[GIVEN TASK]: Retype everything in the listing, leaving each line exactly as it is.

═══ DATASET ═══

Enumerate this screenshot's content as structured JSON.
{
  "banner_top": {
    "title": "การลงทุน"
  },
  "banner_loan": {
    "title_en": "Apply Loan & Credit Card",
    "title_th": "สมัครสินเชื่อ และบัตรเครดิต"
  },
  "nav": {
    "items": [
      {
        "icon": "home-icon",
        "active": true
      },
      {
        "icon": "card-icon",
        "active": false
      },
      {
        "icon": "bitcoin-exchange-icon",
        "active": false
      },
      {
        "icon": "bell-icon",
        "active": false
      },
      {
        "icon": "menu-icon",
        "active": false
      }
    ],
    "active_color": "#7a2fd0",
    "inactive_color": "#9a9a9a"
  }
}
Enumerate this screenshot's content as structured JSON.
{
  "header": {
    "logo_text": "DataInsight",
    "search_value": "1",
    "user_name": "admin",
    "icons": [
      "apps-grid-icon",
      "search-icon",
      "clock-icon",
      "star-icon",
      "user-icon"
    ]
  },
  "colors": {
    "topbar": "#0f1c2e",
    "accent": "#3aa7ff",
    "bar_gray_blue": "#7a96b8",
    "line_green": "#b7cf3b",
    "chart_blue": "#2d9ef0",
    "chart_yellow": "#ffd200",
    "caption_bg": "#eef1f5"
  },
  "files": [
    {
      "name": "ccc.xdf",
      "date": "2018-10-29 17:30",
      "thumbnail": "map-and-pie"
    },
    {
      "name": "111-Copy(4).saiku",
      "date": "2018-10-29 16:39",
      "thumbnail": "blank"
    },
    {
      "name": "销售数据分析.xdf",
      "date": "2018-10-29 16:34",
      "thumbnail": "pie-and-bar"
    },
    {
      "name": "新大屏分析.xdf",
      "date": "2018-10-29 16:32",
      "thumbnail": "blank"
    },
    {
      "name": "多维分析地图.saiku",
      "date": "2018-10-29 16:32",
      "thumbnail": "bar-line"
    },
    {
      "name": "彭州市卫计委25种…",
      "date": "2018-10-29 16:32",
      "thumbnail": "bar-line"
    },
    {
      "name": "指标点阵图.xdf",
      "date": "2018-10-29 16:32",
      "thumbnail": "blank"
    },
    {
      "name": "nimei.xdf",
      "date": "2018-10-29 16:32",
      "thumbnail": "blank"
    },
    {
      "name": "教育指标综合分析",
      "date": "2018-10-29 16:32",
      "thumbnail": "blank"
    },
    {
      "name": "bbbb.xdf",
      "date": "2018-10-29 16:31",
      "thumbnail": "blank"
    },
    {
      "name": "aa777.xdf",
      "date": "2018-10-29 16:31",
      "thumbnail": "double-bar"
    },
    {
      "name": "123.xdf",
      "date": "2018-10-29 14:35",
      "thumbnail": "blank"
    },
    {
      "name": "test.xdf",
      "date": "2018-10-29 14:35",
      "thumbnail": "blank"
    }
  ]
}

═══

[WRITTEN RESPONSE]:
Enumerate this screenshot's content as structured JSON.
{
  "banner_top": {
    "title": "การลงทุน"
  },
  "banner_loan": {
    "title_en": "Apply Loan & Credit Card",
    "title_th": "สมัครสินเชื่อ และบัตรเครดิต"
  },
  "nav": {
    "items": [
      {
        "icon": "home-icon",
        "active": true
      },
      {
        "icon": "card-icon",
        "active": false
      },
      {
        "icon": "bitcoin-exchange-icon",
        "active": false
      },
      {
        "icon": "bell-icon",
        "active": false
      },
      {
        "icon": "menu-icon",
        "active": false
      }
    ],
    "active_color": "#7a2fd0",
    "inactive_color": "#9a9a9a"
  }
}
Enumerate this screenshot's content as structured JSON.
{
  "header": {
    "logo_text": "DataInsight",
    "search_value": "1",
    "user_name": "admin",
    "icons": [
      "apps-grid-icon",
      "search-icon",
      "clock-icon",
      "star-icon",
      "user-icon"
    ]
  },
  "colors": {
    "topbar": "#0f1c2e",
    "accent": "#3aa7ff",
    "bar_gray_blue": "#7a96b8",
    "line_green": "#b7cf3b",
    "chart_blue": "#2d9ef0",
    "chart_yellow": "#ffd200",
    "caption_bg": "#eef1f5"
  },
  "files": [
    {
      "name": "ccc.xdf",
      "date": "2018-10-29 17:30",
      "thumbnail": "map-and-pie"
    },
    {
      "name": "111-Copy(4).saiku",
      "date": "2018-10-29 16:39",
      "thumbnail": "blank"
    },
    {
      "name": "销售数据分析.xdf",
      "date": "2018-10-29 16:34",
      "thumbnail": "pie-and-bar"
    },
    {
      "name": "新大屏分析.xdf",
      "date": "2018-10-29 16:32",
      "thumbnail": "blank"
    },
    {
      "name": "多维分析地图.saiku",
      "date": "2018-10-29 16:32",
      "thumbnail": "bar-line"
    },
    {
      "name": "彭州市卫计委25种…",
      "date": "2018-10-29 16:32",
      "thumbnail": "bar-line"
    },
    {
      "name": "指标点阵图.xdf",
      "date": "2018-10-29 16:32",
      "thumbnail": "blank"
    },
    {
      "name": "nimei.xdf",
      "date": "2018-10-29 16:32",
      "thumbnail": "blank"
    },
    {
      "name": "教育指标综合分析",
      "date": "2018-10-29 16:32",
      "thumbnail": "blank"
    },
    {
      "name": "bbbb.xdf",
      "date": "2018-10-29 16:31",
      "thumbnail": "blank"
    },
    {
      "name": "aa777.xdf",
      "date": "2018-10-29 16:31",
      "thumbnail": "double-bar"
    },
    {
      "name": "123.xdf",
      "date": "2018-10-29 14:35",
      "thumbnail": "blank"
    },
    {
      "name": "test.xdf",
      "date": "2018-10-29 14:35",
      "thumbnail": "blank"
    }
  ]
}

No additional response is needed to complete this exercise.